* _What is asked_
Images embedded in the records are excluded; print everything else exactly as given.
-- begin Input records --
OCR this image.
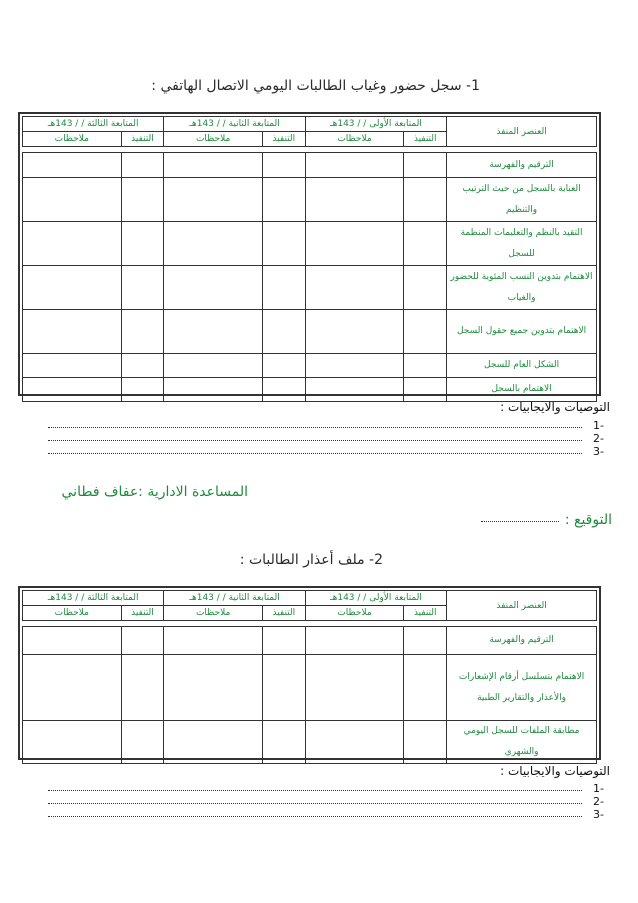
1- سجل حضور وغياب الطالبات اليومي الاتصال الهاتفي :
العنصر المنفذ	المتابعة الأولى / / 143هـ		المتابعة الثانية / / 143هـ		المتابعة الثالثة / / 143هـ	
	التنفيذ	ملاحظات	التنفيذ	ملاحظات	التنفيذ	ملاحظات

الترقيم والفهرسة						
العناية بالسجل من حيث الترتيب والتنظيم						
التقيد بالنظم والتعليمات المنظمة للسجل						
الاهتمام بتدوين النسب المئوية للحضور والغياب						
الاهتمام بتدوين جميع حقول السجل						
الشكل العام للسجل						
الاهتمام بالسجل						
التوصيات والايجابيات :
-1
-2
-3
المساعدة الادارية :عفاف فطاني
التوقيع :
2- ملف أعذار الطالبات :
العنصر المنفذ	المتابعة الأولى / / 143هـ		المتابعة الثانية / / 143هـ		المتابعة الثالثة / / 143هـ	
	التنفيذ	ملاحظات	التنفيذ	ملاحظات	التنفيذ	ملاحظات

الترقيم والفهرسة						
الاهتمام بتسلسل أرقام الإشعارات والأعذار والتقارير الطبية						
مطابقة الملفات للسجل اليومي والشهري						
التوصيات والايجابيات :
-1
-2
-3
-- end Input records --
* _Solution for this task_
OCR this image.
1- سجل حضور وغياب الطالبات اليومي الاتصال الهاتفي :
العنصر المنفذ	المتابعة الأولى / / 143هـ		المتابعة الثانية / / 143هـ		المتابعة الثالثة / / 143هـ	
	التنفيذ	ملاحظات	التنفيذ	ملاحظات	التنفيذ	ملاحظات

الترقيم والفهرسة						
العناية بالسجل من حيث الترتيب والتنظيم						
التقيد بالنظم والتعليمات المنظمة للسجل						
الاهتمام بتدوين النسب المئوية للحضور والغياب						
الاهتمام بتدوين جميع حقول السجل						
الشكل العام للسجل						
الاهتمام بالسجل						
التوصيات والايجابيات :
-1
-2
-3
المساعدة الادارية :عفاف فطاني
التوقيع :
2- ملف أعذار الطالبات :
العنصر المنفذ	المتابعة الأولى / / 143هـ		المتابعة الثانية / / 143هـ		المتابعة الثالثة / / 143هـ	
	التنفيذ	ملاحظات	التنفيذ	ملاحظات	التنفيذ	ملاحظات

الترقيم والفهرسة						
الاهتمام بتسلسل أرقام الإشعارات والأعذار والتقارير الطبية						
مطابقة الملفات للسجل اليومي والشهري						
التوصيات والايجابيات :
-1
-2
-3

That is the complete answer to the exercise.